(Items listed in a dataset)
====================

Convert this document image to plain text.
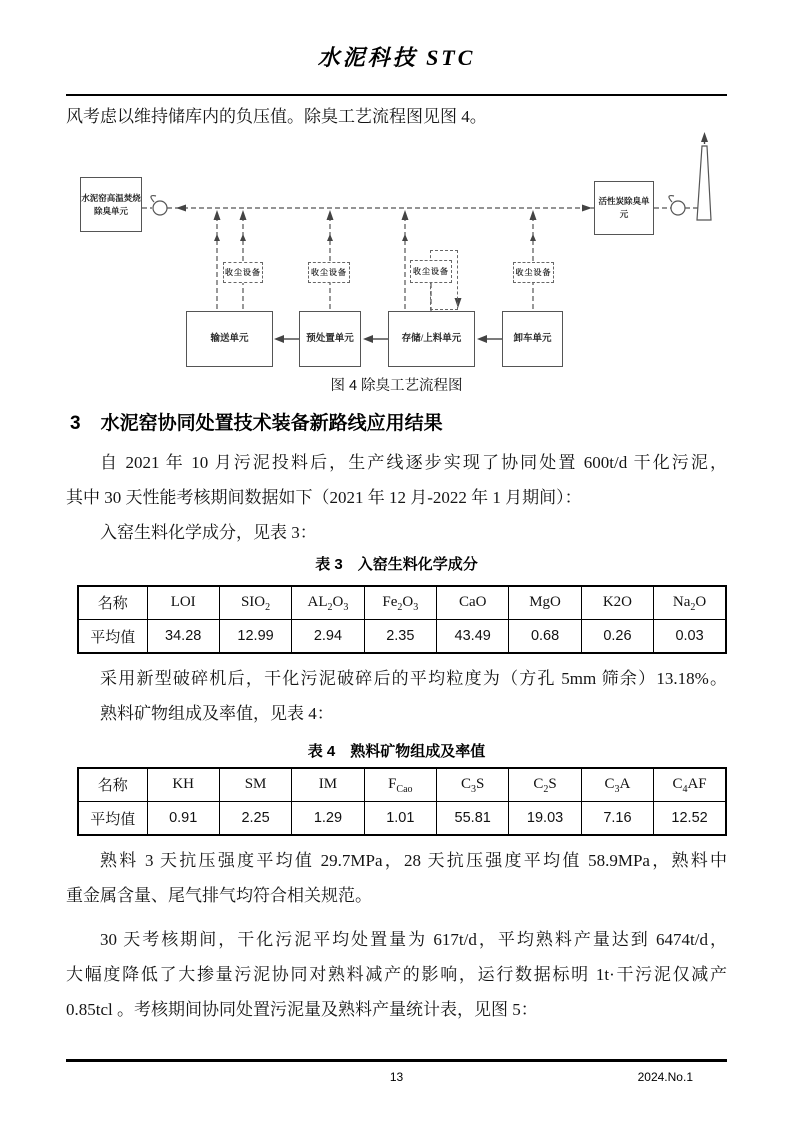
水泥科技 STC
风考虑以维持储库内的负压值。除臭工艺流程图见图 4。
水泥窑高温焚烧
除臭单元
活性炭除臭单元
收尘设备	收尘设备	收尘设备	收尘设备
输送单元	预处置单元	存储/上料单元	卸车单元
图 4 除臭工艺流程图
3 水泥窑协同处置技术装备新路线应用结果
自 2021 年 10 月污泥投料后，生产线逐步实现了协同处置 600t/d 干化污泥，
其中 30 天性能考核期间数据如下（2021 年 12 月-2022 年 1 月期间）：
入窑生料化学成分，见表 3：
表 3　入窑生料化学成分
名称	LOI	$SIO_2$	$AL_2O_3$	$Fe_2O_3$	CaO	MgO	K2O	$Na_2O$
平均值	34.28	12.99	2.94	2.35	43.49	0.68	0.26	0.03
采用新型破碎机后，干化污泥破碎后的平均粒度为（方孔 5mm 筛余）13.18%。
熟料矿物组成及率值，见表 4：
表 4　熟料矿物组成及率值
名称	KH	SM	IM	$F_{Cao}$	$C_3S$	$C_2S$	$C_3A$	$C_4AF$
平均值	0.91	2.25	1.29	1.01	55.81	19.03	7.16	12.52
熟料 3 天抗压强度平均值 29.7MPa，28 天抗压强度平均值 58.9MPa，熟料中
重金属含量、尾气排气均符合相关规范。
30 天考核期间，干化污泥平均处置量为 617t/d，平均熟料产量达到 6474t/d，
大幅度降低了大掺量污泥协同对熟料减产的影响，运行数据标明 1t·干污泥仅减产
0.85tcl 。考核期间协同处置污泥量及熟料产量统计表，见图 5：
13	2024.No.1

====================

To do
Output the records above exactly as they are, leaving out the pictures.

Completed task
Convert this document image to plain text.
水泥科技 STC
风考虑以维持储库内的负压值。除臭工艺流程图见图 4。
水泥窑高温焚烧
除臭单元
活性炭除臭单元
收尘设备	收尘设备	收尘设备	收尘设备
输送单元	预处置单元	存储/上料单元	卸车单元
图 4 除臭工艺流程图
3 水泥窑协同处置技术装备新路线应用结果
自 2021 年 10 月污泥投料后，生产线逐步实现了协同处置 600t/d 干化污泥，
其中 30 天性能考核期间数据如下（2021 年 12 月-2022 年 1 月期间）：
入窑生料化学成分，见表 3：
表 3　入窑生料化学成分
名称	LOI	$SIO_2$	$AL_2O_3$	$Fe_2O_3$	CaO	MgO	K2O	$Na_2O$
平均值	34.28	12.99	2.94	2.35	43.49	0.68	0.26	0.03
采用新型破碎机后，干化污泥破碎后的平均粒度为（方孔 5mm 筛余）13.18%。
熟料矿物组成及率值，见表 4：
表 4　熟料矿物组成及率值
名称	KH	SM	IM	$F_{Cao}$	$C_3S$	$C_2S$	$C_3A$	$C_4AF$
平均值	0.91	2.25	1.29	1.01	55.81	19.03	7.16	12.52
熟料 3 天抗压强度平均值 29.7MPa，28 天抗压强度平均值 58.9MPa，熟料中
重金属含量、尾气排气均符合相关规范。
30 天考核期间，干化污泥平均处置量为 617t/d，平均熟料产量达到 6474t/d，
大幅度降低了大掺量污泥协同对熟料减产的影响，运行数据标明 1t·干污泥仅减产
0.85tcl 。考核期间协同处置污泥量及熟料产量统计表，见图 5：
13	2024.No.1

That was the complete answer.